▶ _WORK TO COMPLETE_
Wherever a line below holds the word "title", copy that line.
— START OF STORED ROWS —
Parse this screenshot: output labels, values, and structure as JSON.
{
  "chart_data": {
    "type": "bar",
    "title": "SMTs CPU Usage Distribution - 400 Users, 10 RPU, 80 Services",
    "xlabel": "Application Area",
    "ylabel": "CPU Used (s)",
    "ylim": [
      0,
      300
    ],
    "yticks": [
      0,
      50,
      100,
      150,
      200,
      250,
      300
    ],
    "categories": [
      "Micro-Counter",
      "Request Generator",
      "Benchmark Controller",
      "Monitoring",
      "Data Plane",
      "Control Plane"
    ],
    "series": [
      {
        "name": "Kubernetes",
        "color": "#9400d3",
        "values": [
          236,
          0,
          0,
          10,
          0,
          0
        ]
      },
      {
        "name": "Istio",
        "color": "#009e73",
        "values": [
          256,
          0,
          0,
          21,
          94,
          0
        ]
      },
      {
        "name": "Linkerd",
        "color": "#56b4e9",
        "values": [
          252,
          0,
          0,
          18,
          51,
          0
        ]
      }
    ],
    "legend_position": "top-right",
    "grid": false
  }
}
— END OF STORED ROWS —
— START OF STORED ROWS —
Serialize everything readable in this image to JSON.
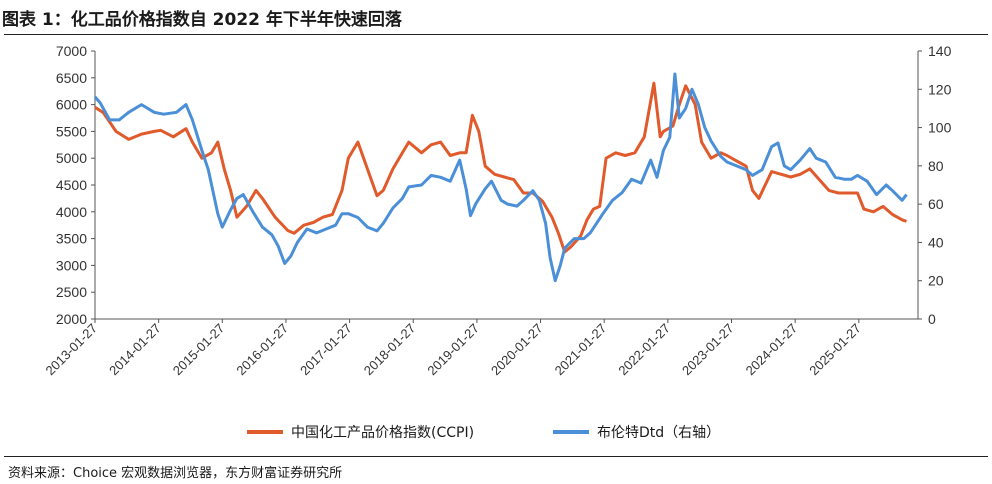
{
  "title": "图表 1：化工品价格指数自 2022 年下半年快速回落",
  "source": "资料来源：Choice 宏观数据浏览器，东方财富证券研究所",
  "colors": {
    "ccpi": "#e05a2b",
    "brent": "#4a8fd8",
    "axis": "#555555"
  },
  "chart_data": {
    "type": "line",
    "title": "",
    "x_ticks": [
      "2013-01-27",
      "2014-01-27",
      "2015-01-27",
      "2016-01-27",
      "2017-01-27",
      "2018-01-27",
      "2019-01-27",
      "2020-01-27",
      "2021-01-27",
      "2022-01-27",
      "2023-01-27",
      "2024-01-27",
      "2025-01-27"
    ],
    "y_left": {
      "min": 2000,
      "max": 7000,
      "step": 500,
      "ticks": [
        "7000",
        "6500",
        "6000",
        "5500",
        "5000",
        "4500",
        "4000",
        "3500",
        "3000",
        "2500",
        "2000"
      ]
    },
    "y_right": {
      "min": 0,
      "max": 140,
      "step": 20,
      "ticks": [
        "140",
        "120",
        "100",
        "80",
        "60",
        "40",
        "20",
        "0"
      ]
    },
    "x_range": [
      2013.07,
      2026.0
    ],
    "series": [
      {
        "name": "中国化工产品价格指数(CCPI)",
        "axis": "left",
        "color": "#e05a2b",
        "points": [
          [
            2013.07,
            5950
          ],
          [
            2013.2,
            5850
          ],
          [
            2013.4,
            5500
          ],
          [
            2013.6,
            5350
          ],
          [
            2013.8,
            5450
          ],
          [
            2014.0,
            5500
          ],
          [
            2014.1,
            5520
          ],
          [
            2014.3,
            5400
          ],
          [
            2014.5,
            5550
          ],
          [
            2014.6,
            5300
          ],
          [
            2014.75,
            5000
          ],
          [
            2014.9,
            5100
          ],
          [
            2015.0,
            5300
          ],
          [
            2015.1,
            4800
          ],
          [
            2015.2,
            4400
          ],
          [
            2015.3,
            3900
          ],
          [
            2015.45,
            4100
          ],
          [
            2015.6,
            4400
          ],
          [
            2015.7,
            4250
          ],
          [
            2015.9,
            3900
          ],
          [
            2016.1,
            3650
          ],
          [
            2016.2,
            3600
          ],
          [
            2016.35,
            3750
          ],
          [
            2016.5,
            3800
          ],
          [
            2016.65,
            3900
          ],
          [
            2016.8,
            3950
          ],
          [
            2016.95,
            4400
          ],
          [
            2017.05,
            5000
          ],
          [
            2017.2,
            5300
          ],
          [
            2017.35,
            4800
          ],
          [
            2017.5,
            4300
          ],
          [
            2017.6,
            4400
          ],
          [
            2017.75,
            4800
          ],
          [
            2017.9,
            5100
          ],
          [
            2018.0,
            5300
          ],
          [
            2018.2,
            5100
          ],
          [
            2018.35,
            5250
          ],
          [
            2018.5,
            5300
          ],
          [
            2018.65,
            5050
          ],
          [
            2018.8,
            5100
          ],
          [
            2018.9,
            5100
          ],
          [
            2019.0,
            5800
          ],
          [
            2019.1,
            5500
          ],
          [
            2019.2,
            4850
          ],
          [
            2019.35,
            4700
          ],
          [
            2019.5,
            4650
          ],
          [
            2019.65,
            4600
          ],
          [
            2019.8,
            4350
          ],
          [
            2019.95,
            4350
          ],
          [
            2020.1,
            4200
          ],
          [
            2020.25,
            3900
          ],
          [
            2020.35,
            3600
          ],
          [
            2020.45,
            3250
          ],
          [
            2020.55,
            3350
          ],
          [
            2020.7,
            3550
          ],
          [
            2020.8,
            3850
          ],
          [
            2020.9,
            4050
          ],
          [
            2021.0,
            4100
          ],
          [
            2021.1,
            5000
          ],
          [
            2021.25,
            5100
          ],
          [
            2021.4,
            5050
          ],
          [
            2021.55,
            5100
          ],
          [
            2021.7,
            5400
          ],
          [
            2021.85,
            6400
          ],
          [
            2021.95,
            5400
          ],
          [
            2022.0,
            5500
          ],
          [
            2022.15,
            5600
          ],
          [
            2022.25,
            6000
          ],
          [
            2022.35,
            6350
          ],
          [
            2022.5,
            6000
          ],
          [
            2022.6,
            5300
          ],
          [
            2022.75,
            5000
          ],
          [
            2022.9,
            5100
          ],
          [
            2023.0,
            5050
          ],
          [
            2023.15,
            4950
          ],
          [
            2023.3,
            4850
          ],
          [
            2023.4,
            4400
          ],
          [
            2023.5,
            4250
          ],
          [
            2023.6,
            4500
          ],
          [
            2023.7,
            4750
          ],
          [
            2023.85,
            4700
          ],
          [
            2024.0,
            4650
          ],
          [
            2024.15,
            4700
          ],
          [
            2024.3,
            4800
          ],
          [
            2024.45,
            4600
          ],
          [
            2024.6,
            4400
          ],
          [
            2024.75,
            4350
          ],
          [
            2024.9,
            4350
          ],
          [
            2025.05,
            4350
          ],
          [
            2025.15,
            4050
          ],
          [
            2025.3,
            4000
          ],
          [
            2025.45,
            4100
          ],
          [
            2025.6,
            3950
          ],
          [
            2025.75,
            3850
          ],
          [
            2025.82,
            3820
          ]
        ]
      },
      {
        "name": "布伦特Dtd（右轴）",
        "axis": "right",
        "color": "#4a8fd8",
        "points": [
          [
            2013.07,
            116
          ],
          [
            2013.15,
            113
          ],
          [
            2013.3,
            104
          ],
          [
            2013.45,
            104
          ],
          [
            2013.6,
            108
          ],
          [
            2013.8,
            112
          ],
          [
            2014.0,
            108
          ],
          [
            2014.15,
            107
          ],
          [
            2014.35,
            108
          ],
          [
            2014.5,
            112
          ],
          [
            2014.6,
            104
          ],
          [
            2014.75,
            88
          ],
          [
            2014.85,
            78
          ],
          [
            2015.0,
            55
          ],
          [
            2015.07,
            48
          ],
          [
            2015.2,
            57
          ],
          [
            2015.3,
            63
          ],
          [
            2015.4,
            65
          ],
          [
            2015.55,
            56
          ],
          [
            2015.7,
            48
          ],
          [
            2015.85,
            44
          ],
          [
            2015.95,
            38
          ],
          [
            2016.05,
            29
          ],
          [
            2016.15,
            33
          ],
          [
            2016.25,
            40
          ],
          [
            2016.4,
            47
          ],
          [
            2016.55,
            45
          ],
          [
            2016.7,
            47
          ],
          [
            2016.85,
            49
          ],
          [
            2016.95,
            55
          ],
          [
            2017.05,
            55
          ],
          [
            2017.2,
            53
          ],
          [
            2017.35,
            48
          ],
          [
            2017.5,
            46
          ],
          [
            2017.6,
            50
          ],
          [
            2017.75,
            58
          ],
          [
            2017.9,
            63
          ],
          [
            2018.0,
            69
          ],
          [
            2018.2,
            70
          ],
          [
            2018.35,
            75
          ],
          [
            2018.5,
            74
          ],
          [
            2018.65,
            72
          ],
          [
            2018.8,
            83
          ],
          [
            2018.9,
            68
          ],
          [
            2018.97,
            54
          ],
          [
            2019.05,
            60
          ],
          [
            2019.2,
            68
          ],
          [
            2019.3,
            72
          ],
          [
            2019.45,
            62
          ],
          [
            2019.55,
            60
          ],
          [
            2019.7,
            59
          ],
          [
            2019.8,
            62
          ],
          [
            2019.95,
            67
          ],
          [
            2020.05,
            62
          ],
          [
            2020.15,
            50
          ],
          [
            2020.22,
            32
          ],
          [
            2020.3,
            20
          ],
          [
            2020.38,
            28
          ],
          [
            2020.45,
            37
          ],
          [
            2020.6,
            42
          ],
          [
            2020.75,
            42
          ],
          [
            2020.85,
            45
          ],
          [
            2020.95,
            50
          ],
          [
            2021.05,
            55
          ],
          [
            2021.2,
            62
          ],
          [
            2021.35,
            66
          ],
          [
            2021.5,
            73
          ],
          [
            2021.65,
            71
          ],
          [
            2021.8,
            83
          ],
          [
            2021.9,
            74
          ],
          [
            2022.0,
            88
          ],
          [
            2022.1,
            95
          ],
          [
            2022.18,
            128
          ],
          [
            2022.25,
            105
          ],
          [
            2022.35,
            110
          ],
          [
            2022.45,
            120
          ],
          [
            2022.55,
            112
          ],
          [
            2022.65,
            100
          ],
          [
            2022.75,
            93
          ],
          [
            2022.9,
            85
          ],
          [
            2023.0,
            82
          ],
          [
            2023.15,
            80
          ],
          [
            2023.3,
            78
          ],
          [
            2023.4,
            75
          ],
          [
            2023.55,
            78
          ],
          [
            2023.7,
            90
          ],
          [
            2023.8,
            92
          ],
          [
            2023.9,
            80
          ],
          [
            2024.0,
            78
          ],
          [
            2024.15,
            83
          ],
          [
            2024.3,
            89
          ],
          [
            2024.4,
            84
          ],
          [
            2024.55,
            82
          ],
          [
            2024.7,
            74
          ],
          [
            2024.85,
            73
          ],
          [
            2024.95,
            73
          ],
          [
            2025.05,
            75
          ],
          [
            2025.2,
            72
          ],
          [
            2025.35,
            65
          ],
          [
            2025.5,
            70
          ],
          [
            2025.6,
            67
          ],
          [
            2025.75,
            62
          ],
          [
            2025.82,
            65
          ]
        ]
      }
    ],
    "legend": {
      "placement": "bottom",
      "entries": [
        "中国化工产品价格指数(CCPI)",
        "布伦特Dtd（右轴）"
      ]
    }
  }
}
— END OF STORED ROWS —
▶ _OUTPUT OF THE EXERCISE_
    "title": "SMTs CPU Usage Distribution - 400 Users, 10 RPU, 80 Services",
  "title": "图表 1：化工品价格指数自 2022 年下半年快速回落",
    "title": "",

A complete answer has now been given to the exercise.